JOB: Skip the pictures. Reproduce all other material exactly.
---------- DATASET ENTRIES ----------
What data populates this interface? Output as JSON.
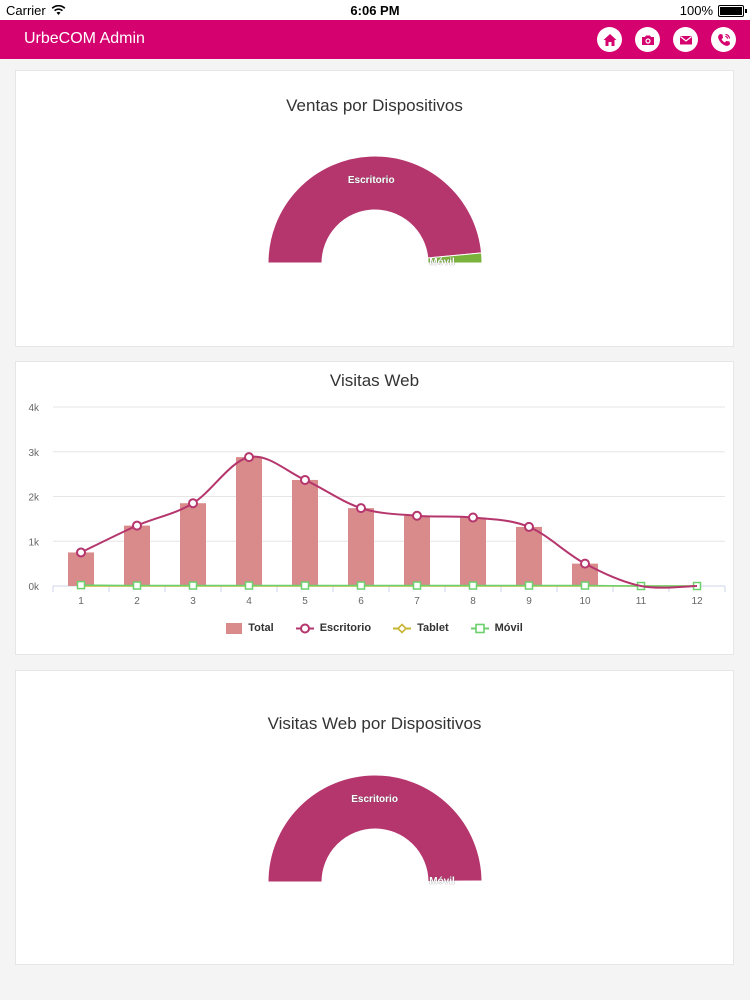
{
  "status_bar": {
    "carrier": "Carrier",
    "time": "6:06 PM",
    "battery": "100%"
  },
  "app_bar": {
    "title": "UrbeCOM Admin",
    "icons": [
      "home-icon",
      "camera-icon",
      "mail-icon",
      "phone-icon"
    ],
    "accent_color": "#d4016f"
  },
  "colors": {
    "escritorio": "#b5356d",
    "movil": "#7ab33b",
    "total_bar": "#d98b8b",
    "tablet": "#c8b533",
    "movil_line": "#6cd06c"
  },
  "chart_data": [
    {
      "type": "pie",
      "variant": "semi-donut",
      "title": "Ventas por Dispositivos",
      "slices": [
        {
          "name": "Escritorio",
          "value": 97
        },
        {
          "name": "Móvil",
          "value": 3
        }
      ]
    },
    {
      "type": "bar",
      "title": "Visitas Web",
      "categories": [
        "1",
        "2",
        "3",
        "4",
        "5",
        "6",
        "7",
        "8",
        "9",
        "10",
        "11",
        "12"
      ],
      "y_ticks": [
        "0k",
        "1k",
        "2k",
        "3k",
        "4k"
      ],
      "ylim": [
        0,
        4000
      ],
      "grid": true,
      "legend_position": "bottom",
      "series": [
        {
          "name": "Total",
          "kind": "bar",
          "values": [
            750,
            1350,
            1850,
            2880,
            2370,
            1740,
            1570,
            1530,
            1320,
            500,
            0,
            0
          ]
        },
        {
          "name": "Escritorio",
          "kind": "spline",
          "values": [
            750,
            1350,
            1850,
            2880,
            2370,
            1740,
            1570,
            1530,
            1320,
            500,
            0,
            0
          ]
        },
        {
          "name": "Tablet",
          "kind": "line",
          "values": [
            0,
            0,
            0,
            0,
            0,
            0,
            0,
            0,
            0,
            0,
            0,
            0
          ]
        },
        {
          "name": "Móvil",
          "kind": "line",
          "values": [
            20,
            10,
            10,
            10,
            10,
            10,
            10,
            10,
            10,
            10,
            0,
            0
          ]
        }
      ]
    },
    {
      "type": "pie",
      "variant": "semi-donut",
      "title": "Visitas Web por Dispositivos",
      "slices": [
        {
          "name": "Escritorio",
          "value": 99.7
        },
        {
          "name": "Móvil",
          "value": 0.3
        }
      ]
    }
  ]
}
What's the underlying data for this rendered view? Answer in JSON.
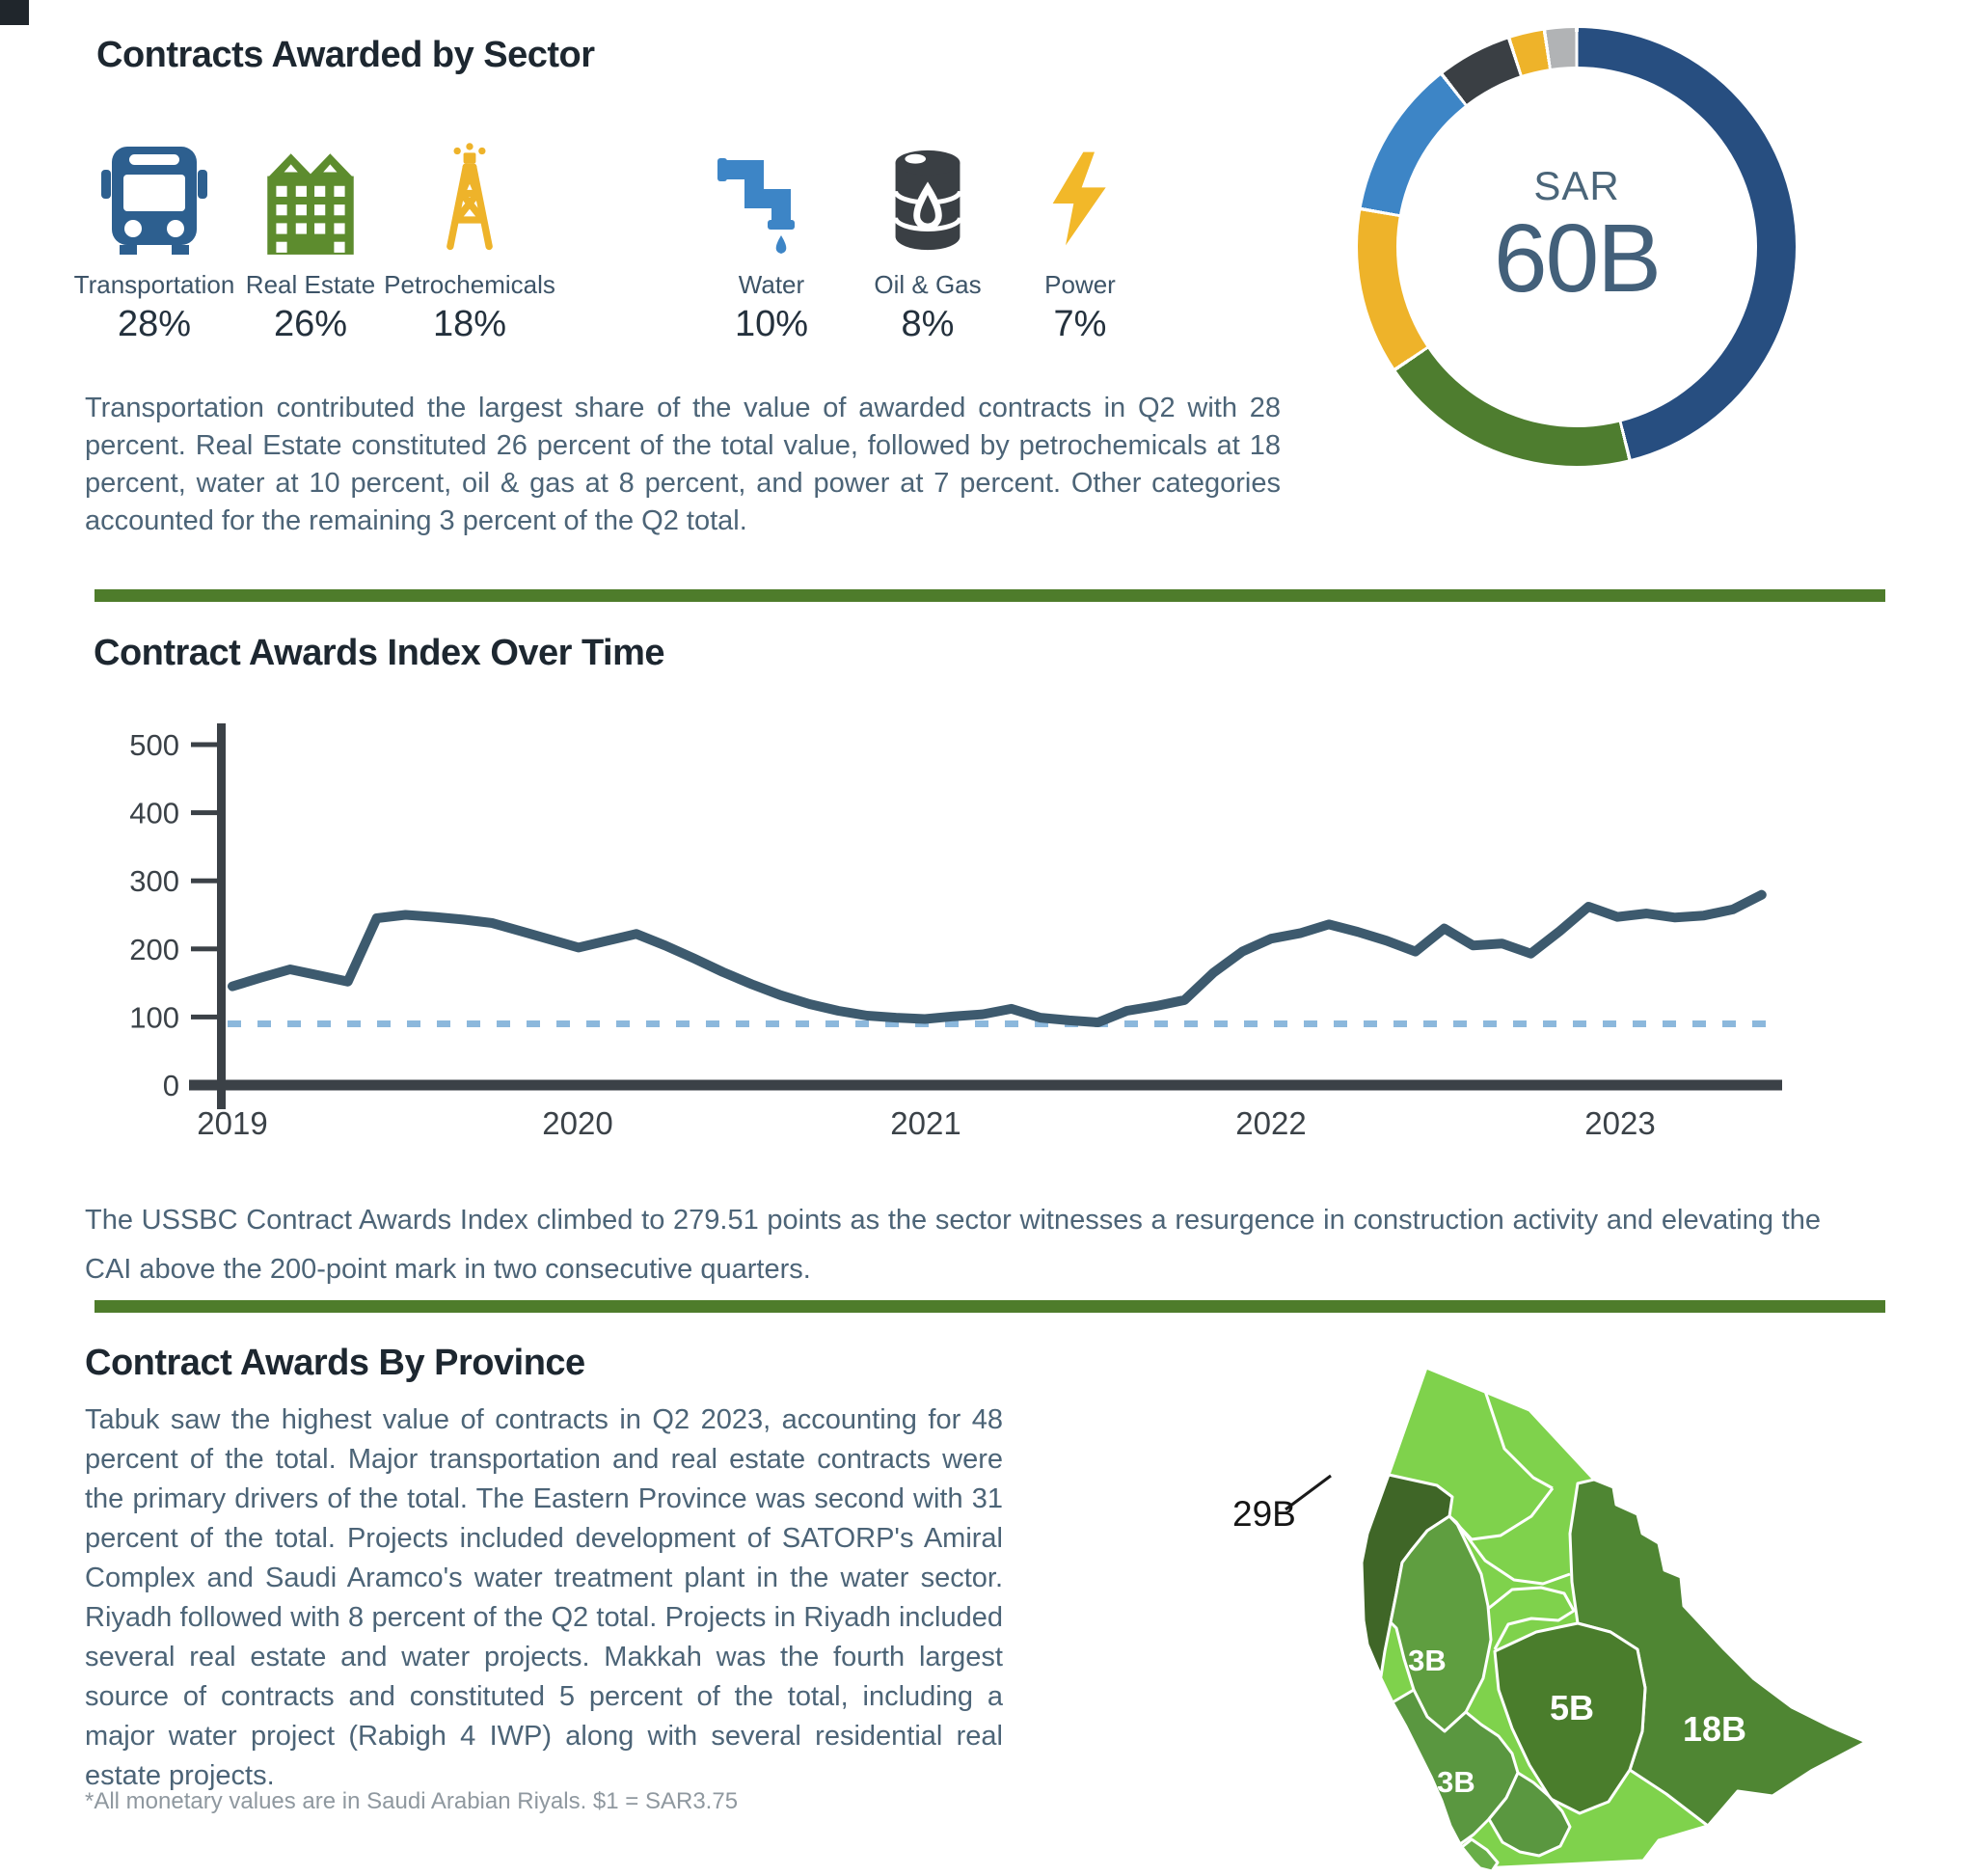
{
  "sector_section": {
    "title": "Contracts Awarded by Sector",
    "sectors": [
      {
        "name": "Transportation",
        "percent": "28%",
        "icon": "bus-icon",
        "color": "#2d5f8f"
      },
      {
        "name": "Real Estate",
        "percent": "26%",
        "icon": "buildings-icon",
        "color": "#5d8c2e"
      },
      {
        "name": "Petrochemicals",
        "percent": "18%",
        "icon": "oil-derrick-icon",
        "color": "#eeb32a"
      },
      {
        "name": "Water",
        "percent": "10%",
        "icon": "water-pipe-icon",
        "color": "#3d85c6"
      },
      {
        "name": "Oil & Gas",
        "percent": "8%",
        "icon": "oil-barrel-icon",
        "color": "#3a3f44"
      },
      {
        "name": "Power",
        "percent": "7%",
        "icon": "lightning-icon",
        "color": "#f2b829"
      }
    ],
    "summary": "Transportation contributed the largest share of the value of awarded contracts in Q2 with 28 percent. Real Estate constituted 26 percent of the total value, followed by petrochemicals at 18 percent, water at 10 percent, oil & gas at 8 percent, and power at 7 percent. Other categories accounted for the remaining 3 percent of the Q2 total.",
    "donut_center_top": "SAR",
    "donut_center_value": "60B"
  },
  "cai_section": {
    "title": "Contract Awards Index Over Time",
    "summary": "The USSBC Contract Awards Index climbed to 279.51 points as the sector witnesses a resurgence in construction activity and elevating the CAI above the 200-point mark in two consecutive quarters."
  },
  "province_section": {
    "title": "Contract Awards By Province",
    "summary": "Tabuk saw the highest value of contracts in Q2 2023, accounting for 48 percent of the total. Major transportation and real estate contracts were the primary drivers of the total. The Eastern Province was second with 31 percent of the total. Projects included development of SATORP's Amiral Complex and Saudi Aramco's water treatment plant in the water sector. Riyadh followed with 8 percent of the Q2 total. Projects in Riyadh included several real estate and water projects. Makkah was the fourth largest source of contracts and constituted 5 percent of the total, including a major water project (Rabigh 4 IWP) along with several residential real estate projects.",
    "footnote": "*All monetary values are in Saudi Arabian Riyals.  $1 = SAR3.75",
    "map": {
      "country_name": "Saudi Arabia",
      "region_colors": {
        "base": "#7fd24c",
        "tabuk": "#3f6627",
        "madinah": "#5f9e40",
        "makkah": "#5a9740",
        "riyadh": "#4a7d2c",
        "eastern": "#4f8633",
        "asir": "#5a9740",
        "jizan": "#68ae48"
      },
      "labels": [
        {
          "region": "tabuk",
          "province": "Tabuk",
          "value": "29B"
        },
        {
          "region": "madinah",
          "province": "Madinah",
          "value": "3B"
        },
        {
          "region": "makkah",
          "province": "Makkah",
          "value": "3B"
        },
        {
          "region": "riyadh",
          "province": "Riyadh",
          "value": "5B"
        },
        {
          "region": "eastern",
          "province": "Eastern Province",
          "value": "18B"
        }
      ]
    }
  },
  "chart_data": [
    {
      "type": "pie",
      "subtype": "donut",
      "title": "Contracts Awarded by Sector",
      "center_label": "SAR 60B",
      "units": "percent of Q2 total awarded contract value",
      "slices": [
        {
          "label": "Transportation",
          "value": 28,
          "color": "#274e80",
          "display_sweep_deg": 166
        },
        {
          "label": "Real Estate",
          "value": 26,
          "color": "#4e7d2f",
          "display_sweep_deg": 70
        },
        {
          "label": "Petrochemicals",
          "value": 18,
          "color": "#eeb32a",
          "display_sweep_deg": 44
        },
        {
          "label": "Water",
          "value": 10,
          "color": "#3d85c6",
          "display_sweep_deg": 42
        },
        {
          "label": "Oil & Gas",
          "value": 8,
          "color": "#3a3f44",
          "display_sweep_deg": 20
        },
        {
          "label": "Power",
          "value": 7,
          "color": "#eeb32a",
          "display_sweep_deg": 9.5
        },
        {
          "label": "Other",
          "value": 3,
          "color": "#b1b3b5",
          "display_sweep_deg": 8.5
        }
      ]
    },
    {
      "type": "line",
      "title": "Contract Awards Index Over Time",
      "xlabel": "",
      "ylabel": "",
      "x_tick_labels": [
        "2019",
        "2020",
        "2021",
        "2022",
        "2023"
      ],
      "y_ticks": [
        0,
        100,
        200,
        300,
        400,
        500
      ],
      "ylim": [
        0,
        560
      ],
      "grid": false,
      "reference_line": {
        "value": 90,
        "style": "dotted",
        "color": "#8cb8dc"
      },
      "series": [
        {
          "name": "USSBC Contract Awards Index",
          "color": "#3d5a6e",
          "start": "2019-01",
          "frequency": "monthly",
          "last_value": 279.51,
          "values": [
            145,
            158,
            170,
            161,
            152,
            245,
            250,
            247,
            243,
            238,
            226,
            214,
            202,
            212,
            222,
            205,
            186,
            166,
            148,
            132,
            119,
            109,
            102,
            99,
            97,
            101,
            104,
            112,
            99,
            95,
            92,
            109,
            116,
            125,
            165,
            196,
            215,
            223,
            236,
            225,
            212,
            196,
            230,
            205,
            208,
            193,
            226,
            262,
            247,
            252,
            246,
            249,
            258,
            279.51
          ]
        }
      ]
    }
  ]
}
----------
TASK SOLUTION:
What data populates this interface? Output as JSON.
{
  "status_bar": {
    "carrier": "Carrier",
    "time": "6:06 PM",
    "battery": "100%"
  },
  "app_bar": {
    "title": "UrbeCOM Admin",
    "icons": [
      "home-icon",
      "camera-icon",
      "mail-icon",
      "phone-icon"
    ],
    "accent_color": "#d4016f"
  },
  "colors": {
    "escritorio": "#b5356d",
    "movil": "#7ab33b",
    "total_bar": "#d98b8b",
    "tablet": "#c8b533",
    "movil_line": "#6cd06c"
  },
  "chart_data": [
    {
      "type": "pie",
      "variant": "semi-donut",
      "title": "Ventas por Dispositivos",
      "slices": [
        {
          "name": "Escritorio",
          "value": 97
        },
        {
          "name": "Móvil",
          "value": 3
        }
      ]
    },
    {
      "type": "bar",
      "title": "Visitas Web",
      "categories": [
        "1",
        "2",
        "3",
        "4",
        "5",
        "6",
        "7",
        "8",
        "9",
        "10",
        "11",
        "12"
      ],
      "y_ticks": [
        "0k",
        "1k",
        "2k",
        "3k",
        "4k"
      ],
      "ylim": [
        0,
        4000
      ],
      "grid": true,
      "legend_position": "bottom",
      "series": [
        {
          "name": "Total",
          "kind": "bar",
          "values": [
            750,
            1350,
            1850,
            2880,
            2370,
            1740,
            1570,
            1530,
            1320,
            500,
            0,
            0
          ]
        },
        {
          "name": "Escritorio",
          "kind": "spline",
          "values": [
            750,
            1350,
            1850,
            2880,
            2370,
            1740,
            1570,
            1530,
            1320,
            500,
            0,
            0
          ]
        },
        {
          "name": "Tablet",
          "kind": "line",
          "values": [
            0,
            0,
            0,
            0,
            0,
            0,
            0,
            0,
            0,
            0,
            0,
            0
          ]
        },
        {
          "name": "Móvil",
          "kind": "line",
          "values": [
            20,
            10,
            10,
            10,
            10,
            10,
            10,
            10,
            10,
            10,
            0,
            0
          ]
        }
      ]
    },
    {
      "type": "pie",
      "variant": "semi-donut",
      "title": "Visitas Web por Dispositivos",
      "slices": [
        {
          "name": "Escritorio",
          "value": 99.7
        },
        {
          "name": "Móvil",
          "value": 0.3
        }
      ]
    }
  ]
}
What's the underlying data for this rendered view? Answer in JSON.
{
  "sector_section": {
    "title": "Contracts Awarded by Sector",
    "sectors": [
      {
        "name": "Transportation",
        "percent": "28%",
        "icon": "bus-icon",
        "color": "#2d5f8f"
      },
      {
        "name": "Real Estate",
        "percent": "26%",
        "icon": "buildings-icon",
        "color": "#5d8c2e"
      },
      {
        "name": "Petrochemicals",
        "percent": "18%",
        "icon": "oil-derrick-icon",
        "color": "#eeb32a"
      },
      {
        "name": "Water",
        "percent": "10%",
        "icon": "water-pipe-icon",
        "color": "#3d85c6"
      },
      {
        "name": "Oil & Gas",
        "percent": "8%",
        "icon": "oil-barrel-icon",
        "color": "#3a3f44"
      },
      {
        "name": "Power",
        "percent": "7%",
        "icon": "lightning-icon",
        "color": "#f2b829"
      }
    ],
    "summary": "Transportation contributed the largest share of the value of awarded contracts in Q2 with 28 percent. Real Estate constituted 26 percent of the total value, followed by petrochemicals at 18 percent, water at 10 percent, oil & gas at 8 percent, and power at 7 percent. Other categories accounted for the remaining 3 percent of the Q2 total.",
    "donut_center_top": "SAR",
    "donut_center_value": "60B"
  },
  "cai_section": {
    "title": "Contract Awards Index Over Time",
    "summary": "The USSBC Contract Awards Index climbed to 279.51 points as the sector witnesses a resurgence in construction activity and elevating the CAI above the 200-point mark in two consecutive quarters."
  },
  "province_section": {
    "title": "Contract Awards By Province",
    "summary": "Tabuk saw the highest value of contracts in Q2 2023, accounting for 48 percent of the total. Major transportation and real estate contracts were the primary drivers of the total. The Eastern Province was second with 31 percent of the total. Projects included development of SATORP's Amiral Complex and Saudi Aramco's water treatment plant in the water sector. Riyadh followed with 8 percent of the Q2 total. Projects in Riyadh included several real estate and water projects. Makkah was the fourth largest source of contracts and constituted 5 percent of the total, including a major water project (Rabigh 4 IWP) along with several residential real estate projects.",
    "footnote": "*All monetary values are in Saudi Arabian Riyals.  $1 = SAR3.75",
    "map": {
      "country_name": "Saudi Arabia",
      "region_colors": {
        "base": "#7fd24c",
        "tabuk": "#3f6627",
        "madinah": "#5f9e40",
        "makkah": "#5a9740",
        "riyadh": "#4a7d2c",
        "eastern": "#4f8633",
        "asir": "#5a9740",
        "jizan": "#68ae48"
      },
      "labels": [
        {
          "region": "tabuk",
          "province": "Tabuk",
          "value": "29B"
        },
        {
          "region": "madinah",
          "province": "Madinah",
          "value": "3B"
        },
        {
          "region": "makkah",
          "province": "Makkah",
          "value": "3B"
        },
        {
          "region": "riyadh",
          "province": "Riyadh",
          "value": "5B"
        },
        {
          "region": "eastern",
          "province": "Eastern Province",
          "value": "18B"
        }
      ]
    }
  },
  "chart_data": [
    {
      "type": "pie",
      "subtype": "donut",
      "title": "Contracts Awarded by Sector",
      "center_label": "SAR 60B",
      "units": "percent of Q2 total awarded contract value",
      "slices": [
        {
          "label": "Transportation",
          "value": 28,
          "color": "#274e80",
          "display_sweep_deg": 166
        },
        {
          "label": "Real Estate",
          "value": 26,
          "color": "#4e7d2f",
          "display_sweep_deg": 70
        },
        {
          "label": "Petrochemicals",
          "value": 18,
          "color": "#eeb32a",
          "display_sweep_deg": 44
        },
        {
          "label": "Water",
          "value": 10,
          "color": "#3d85c6",
          "display_sweep_deg": 42
        },
        {
          "label": "Oil & Gas",
          "value": 8,
          "color": "#3a3f44",
          "display_sweep_deg": 20
        },
        {
          "label": "Power",
          "value": 7,
          "color": "#eeb32a",
          "display_sweep_deg": 9.5
        },
        {
          "label": "Other",
          "value": 3,
          "color": "#b1b3b5",
          "display_sweep_deg": 8.5
        }
      ]
    },
    {
      "type": "line",
      "title": "Contract Awards Index Over Time",
      "xlabel": "",
      "ylabel": "",
      "x_tick_labels": [
        "2019",
        "2020",
        "2021",
        "2022",
        "2023"
      ],
      "y_ticks": [
        0,
        100,
        200,
        300,
        400,
        500
      ],
      "ylim": [
        0,
        560
      ],
      "grid": false,
      "reference_line": {
        "value": 90,
        "style": "dotted",
        "color": "#8cb8dc"
      },
      "series": [
        {
          "name": "USSBC Contract Awards Index",
          "color": "#3d5a6e",
          "start": "2019-01",
          "frequency": "monthly",
          "last_value": 279.51,
          "values": [
            145,
            158,
            170,
            161,
            152,
            245,
            250,
            247,
            243,
            238,
            226,
            214,
            202,
            212,
            222,
            205,
            186,
            166,
            148,
            132,
            119,
            109,
            102,
            99,
            97,
            101,
            104,
            112,
            99,
            95,
            92,
            109,
            116,
            125,
            165,
            196,
            215,
            223,
            236,
            225,
            212,
            196,
            230,
            205,
            208,
            193,
            226,
            262,
            247,
            252,
            246,
            249,
            258,
            279.51
          ]
        }
      ]
    }
  ]
}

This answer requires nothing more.